**AIM:** Wherever a line in the data below holds "gatherer", copy that line.

## START

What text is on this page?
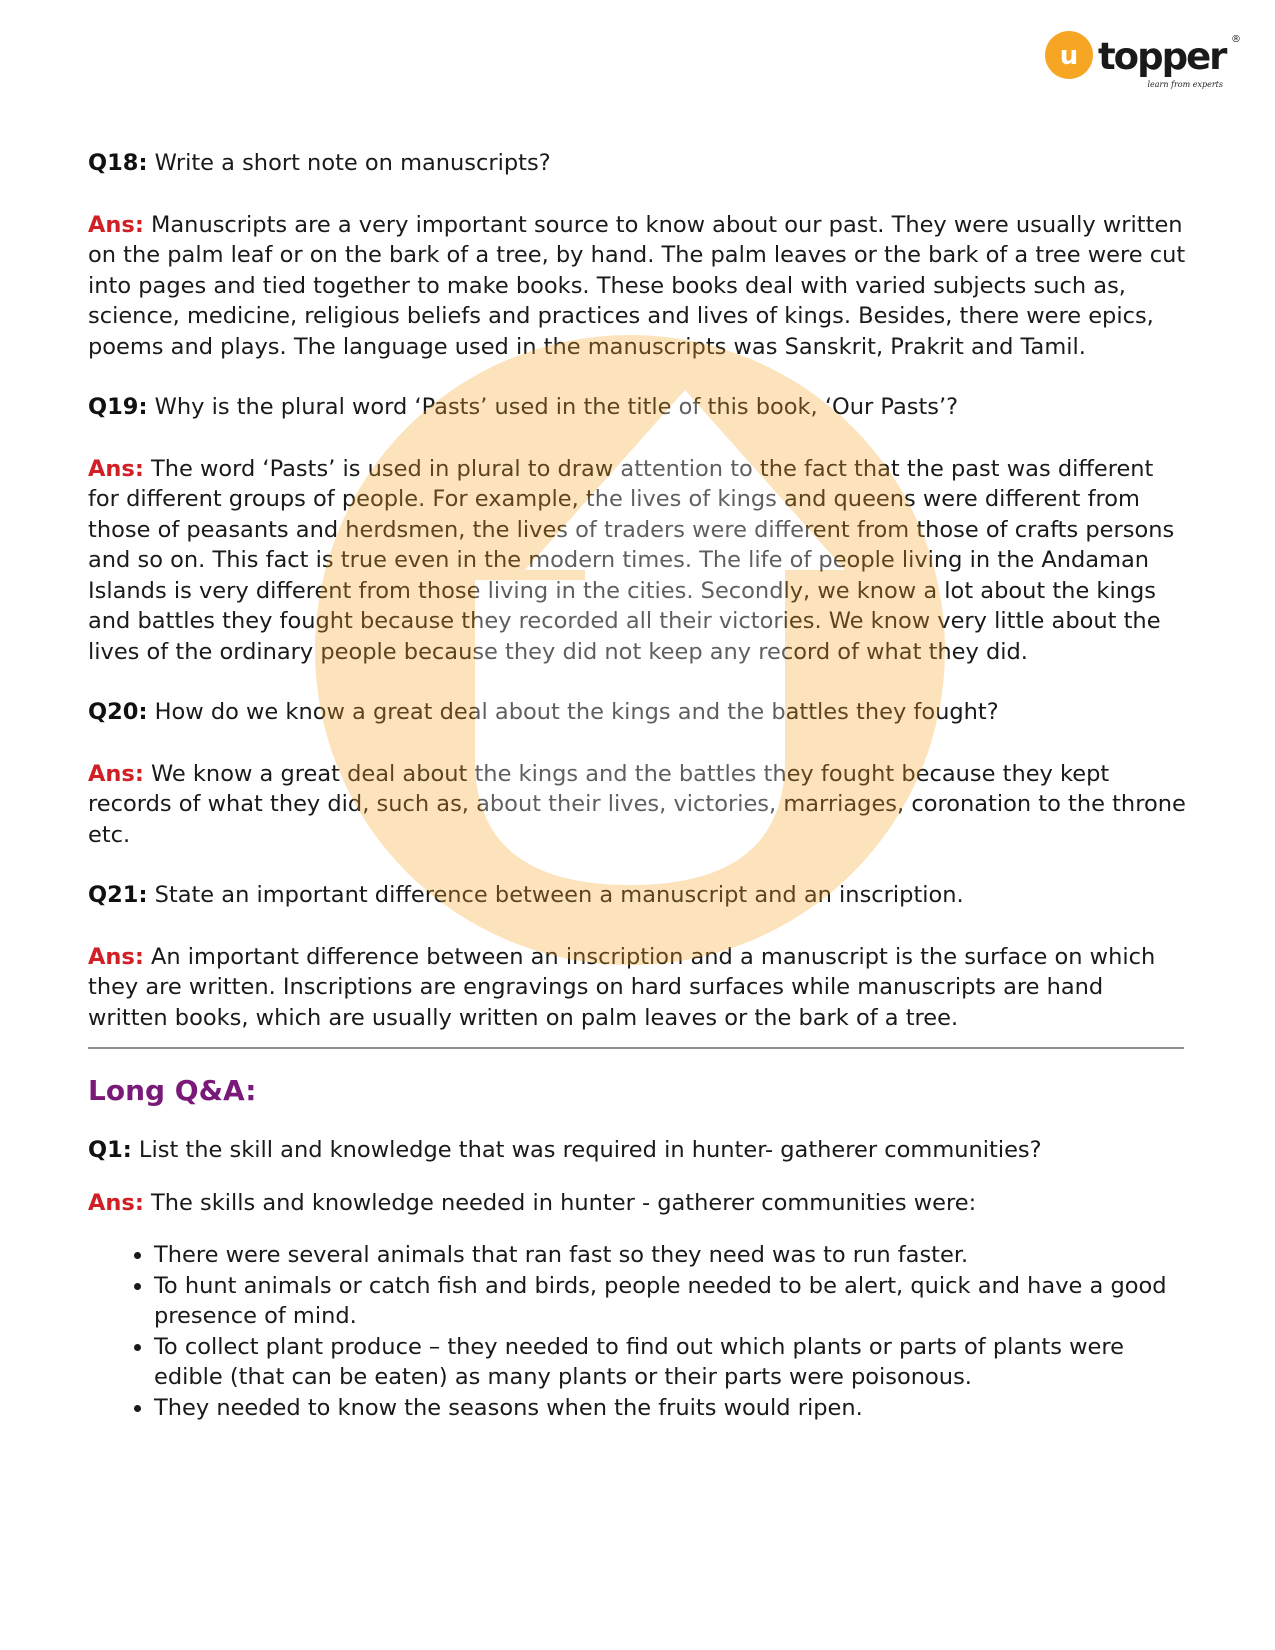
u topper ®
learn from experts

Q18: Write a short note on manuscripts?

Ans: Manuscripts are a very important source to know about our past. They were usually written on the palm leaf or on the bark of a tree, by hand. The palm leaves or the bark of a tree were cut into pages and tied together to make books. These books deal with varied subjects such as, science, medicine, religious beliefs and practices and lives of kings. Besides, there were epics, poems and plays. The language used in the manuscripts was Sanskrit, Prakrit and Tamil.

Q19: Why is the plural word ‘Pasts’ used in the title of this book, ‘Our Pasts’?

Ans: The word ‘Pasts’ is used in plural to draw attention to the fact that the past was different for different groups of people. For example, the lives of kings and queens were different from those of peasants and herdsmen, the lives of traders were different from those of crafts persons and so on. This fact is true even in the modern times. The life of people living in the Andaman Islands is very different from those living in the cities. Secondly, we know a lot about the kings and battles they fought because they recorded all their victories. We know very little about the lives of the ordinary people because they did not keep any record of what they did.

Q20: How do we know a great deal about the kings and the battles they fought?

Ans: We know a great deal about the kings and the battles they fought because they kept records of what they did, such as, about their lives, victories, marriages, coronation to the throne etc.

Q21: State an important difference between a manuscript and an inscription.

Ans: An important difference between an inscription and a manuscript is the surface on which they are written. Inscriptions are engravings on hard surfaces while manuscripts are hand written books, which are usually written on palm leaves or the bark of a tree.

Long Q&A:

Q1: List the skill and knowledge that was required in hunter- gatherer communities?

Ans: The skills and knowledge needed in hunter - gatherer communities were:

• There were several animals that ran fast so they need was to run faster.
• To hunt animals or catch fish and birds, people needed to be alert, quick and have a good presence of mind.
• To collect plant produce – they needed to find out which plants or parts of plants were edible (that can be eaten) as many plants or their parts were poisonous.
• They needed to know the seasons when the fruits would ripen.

## END

**SOLUTION BELOW:**
Q1: List the skill and knowledge that was required in hunter- gatherer communities?
Ans: The skills and knowledge needed in hunter - gatherer communities were:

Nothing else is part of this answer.